(Stored data)
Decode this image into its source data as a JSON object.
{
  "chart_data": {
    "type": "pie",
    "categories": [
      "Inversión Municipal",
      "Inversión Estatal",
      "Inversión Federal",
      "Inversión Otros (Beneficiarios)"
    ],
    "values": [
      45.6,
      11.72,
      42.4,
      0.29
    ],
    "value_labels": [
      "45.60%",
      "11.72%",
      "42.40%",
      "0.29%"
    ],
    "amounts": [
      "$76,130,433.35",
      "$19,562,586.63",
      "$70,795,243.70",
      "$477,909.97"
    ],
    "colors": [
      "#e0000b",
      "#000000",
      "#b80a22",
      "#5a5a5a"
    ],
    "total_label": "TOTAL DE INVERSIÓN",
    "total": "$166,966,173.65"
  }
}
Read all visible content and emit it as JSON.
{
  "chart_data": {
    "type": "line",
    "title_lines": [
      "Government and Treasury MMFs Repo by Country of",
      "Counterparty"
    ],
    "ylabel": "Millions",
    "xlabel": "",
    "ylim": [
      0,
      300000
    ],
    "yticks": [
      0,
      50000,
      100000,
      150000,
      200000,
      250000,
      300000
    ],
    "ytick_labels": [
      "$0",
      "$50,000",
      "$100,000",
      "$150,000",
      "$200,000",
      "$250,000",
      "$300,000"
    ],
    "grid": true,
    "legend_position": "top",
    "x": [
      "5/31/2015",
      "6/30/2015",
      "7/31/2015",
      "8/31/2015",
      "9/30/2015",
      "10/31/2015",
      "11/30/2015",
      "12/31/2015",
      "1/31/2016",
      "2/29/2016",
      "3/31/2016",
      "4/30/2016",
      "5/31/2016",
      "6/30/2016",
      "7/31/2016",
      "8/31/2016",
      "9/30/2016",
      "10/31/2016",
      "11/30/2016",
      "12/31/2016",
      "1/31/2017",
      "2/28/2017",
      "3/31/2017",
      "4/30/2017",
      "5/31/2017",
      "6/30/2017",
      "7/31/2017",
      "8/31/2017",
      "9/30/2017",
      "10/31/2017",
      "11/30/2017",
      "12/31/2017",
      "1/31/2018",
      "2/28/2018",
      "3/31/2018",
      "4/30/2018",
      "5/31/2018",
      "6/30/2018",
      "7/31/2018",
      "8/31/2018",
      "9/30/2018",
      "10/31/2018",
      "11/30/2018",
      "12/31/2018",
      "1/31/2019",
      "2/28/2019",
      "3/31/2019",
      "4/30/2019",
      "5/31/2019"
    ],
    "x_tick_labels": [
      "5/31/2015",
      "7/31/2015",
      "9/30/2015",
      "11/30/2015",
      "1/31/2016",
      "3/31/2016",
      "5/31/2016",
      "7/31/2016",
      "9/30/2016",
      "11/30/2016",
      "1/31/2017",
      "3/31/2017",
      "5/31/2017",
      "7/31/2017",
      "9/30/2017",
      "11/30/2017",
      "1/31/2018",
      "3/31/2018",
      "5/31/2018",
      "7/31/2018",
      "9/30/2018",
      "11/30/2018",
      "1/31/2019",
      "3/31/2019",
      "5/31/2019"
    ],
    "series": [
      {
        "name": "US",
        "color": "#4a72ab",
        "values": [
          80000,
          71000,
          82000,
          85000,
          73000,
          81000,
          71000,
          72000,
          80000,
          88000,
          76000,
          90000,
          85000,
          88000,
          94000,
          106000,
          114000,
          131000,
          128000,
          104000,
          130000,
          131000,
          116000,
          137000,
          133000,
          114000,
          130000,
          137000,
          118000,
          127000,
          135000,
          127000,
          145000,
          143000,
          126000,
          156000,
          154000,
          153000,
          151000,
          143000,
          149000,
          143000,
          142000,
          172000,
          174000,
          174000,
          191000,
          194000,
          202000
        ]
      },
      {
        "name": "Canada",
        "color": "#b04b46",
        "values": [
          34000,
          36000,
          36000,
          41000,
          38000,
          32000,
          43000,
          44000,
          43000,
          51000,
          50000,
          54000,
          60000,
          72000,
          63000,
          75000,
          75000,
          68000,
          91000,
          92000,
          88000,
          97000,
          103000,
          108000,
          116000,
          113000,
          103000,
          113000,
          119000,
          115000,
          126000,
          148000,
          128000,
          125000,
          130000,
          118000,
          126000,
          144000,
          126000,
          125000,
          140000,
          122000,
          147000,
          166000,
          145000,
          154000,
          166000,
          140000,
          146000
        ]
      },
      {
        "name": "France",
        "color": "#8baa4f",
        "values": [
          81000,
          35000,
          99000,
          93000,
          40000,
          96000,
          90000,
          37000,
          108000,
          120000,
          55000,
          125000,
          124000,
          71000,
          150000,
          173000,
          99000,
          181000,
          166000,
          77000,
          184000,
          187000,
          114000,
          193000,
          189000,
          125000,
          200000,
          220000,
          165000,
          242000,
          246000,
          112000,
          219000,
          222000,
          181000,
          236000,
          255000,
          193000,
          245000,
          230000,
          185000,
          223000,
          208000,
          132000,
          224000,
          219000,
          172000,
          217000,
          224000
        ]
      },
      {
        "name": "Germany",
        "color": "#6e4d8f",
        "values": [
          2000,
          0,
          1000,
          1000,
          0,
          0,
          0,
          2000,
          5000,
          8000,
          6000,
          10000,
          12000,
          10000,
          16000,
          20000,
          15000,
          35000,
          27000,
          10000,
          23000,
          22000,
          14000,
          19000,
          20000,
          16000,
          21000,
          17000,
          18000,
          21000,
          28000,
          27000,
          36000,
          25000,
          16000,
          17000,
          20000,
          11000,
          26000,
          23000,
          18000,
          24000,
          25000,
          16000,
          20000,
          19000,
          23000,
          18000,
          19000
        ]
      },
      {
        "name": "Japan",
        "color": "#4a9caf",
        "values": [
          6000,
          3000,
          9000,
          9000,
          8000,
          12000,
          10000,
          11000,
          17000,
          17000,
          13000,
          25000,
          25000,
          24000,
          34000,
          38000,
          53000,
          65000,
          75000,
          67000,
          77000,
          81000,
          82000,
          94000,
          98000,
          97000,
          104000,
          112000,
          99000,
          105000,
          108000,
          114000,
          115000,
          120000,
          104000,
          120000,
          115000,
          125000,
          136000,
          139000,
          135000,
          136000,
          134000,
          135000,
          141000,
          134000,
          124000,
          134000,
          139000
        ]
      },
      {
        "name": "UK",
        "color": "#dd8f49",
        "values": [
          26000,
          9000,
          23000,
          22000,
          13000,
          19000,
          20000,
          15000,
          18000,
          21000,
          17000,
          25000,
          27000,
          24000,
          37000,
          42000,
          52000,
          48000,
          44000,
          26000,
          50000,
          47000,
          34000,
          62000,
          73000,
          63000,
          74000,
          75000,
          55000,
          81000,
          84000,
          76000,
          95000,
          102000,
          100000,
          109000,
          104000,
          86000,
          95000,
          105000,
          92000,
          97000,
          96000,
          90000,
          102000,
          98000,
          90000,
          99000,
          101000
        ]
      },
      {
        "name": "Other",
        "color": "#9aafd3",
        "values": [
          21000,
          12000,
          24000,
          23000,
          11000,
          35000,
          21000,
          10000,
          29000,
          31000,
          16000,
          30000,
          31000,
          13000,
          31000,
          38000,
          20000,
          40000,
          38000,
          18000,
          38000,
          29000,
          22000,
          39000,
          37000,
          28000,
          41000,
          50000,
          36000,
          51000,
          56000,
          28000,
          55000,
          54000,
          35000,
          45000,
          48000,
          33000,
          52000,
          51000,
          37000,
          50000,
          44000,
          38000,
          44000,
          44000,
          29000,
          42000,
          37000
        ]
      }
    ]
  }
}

Task brief
Search the entries for the word "name" and gather every line where it appears.

Solution to the exercise
        "name": "US",
        "name": "Canada",
        "name": "France",
        "name": "Germany",
        "name": "Japan",
        "name": "UK",
        "name": "Other",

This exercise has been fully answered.